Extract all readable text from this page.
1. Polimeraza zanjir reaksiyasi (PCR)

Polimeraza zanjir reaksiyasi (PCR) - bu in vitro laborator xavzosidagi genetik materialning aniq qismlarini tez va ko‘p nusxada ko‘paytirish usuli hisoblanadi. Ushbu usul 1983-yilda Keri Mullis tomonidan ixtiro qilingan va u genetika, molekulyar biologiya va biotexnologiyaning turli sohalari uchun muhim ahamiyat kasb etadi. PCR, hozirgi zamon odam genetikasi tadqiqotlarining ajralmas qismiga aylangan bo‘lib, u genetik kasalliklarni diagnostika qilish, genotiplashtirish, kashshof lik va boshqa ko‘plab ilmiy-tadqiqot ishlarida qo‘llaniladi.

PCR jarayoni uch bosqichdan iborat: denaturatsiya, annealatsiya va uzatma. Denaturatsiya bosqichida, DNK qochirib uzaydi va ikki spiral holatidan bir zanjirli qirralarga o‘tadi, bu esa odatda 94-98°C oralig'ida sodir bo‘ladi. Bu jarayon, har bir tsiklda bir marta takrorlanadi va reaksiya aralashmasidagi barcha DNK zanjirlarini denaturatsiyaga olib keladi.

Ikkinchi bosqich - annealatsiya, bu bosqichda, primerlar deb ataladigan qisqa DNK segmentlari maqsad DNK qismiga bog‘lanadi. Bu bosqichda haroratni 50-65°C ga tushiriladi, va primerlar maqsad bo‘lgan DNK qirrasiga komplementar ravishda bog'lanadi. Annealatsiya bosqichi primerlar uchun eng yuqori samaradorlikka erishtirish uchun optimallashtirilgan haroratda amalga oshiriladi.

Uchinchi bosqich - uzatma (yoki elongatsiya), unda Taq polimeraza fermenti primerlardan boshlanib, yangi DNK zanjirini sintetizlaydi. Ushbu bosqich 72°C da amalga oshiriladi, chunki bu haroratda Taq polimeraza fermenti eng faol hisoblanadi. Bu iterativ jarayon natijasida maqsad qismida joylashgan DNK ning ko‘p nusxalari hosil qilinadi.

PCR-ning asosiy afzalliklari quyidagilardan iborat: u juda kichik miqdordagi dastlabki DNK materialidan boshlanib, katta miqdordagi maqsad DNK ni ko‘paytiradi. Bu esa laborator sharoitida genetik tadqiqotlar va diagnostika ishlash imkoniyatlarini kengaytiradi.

+++

Exercise directions: Make an exact copy of the data above.

Solution to this exercise:
Extract all readable text from this page.
1. Polimeraza zanjir reaksiyasi (PCR)

Polimeraza zanjir reaksiyasi (PCR) - bu in vitro laborator xavzosidagi genetik materialning aniq qismlarini tez va ko‘p nusxada ko‘paytirish usuli hisoblanadi. Ushbu usul 1983-yilda Keri Mullis tomonidan ixtiro qilingan va u genetika, molekulyar biologiya va biotexnologiyaning turli sohalari uchun muhim ahamiyat kasb etadi. PCR, hozirgi zamon odam genetikasi tadqiqotlarining ajralmas qismiga aylangan bo‘lib, u genetik kasalliklarni diagnostika qilish, genotiplashtirish, kashshof lik va boshqa ko‘plab ilmiy-tadqiqot ishlarida qo‘llaniladi.

PCR jarayoni uch bosqichdan iborat: denaturatsiya, annealatsiya va uzatma. Denaturatsiya bosqichida, DNK qochirib uzaydi va ikki spiral holatidan bir zanjirli qirralarga o‘tadi, bu esa odatda 94-98°C oralig'ida sodir bo‘ladi. Bu jarayon, har bir tsiklda bir marta takrorlanadi va reaksiya aralashmasidagi barcha DNK zanjirlarini denaturatsiyaga olib keladi.

Ikkinchi bosqich - annealatsiya, bu bosqichda, primerlar deb ataladigan qisqa DNK segmentlari maqsad DNK qismiga bog‘lanadi. Bu bosqichda haroratni 50-65°C ga tushiriladi, va primerlar maqsad bo‘lgan DNK qirrasiga komplementar ravishda bog'lanadi. Annealatsiya bosqichi primerlar uchun eng yuqori samaradorlikka erishtirish uchun optimallashtirilgan haroratda amalga oshiriladi.

Uchinchi bosqich - uzatma (yoki elongatsiya), unda Taq polimeraza fermenti primerlardan boshlanib, yangi DNK zanjirini sintetizlaydi. Ushbu bosqich 72°C da amalga oshiriladi, chunki bu haroratda Taq polimeraza fermenti eng faol hisoblanadi. Bu iterativ jarayon natijasida maqsad qismida joylashgan DNK ning ko‘p nusxalari hosil qilinadi.

PCR-ning asosiy afzalliklari quyidagilardan iborat: u juda kichik miqdordagi dastlabki DNK materialidan boshlanib, katta miqdordagi maqsad DNK ni ko‘paytiradi. Bu esa laborator sharoitida genetik tadqiqotlar va diagnostika ishlash imkoniyatlarini kengaytiradi.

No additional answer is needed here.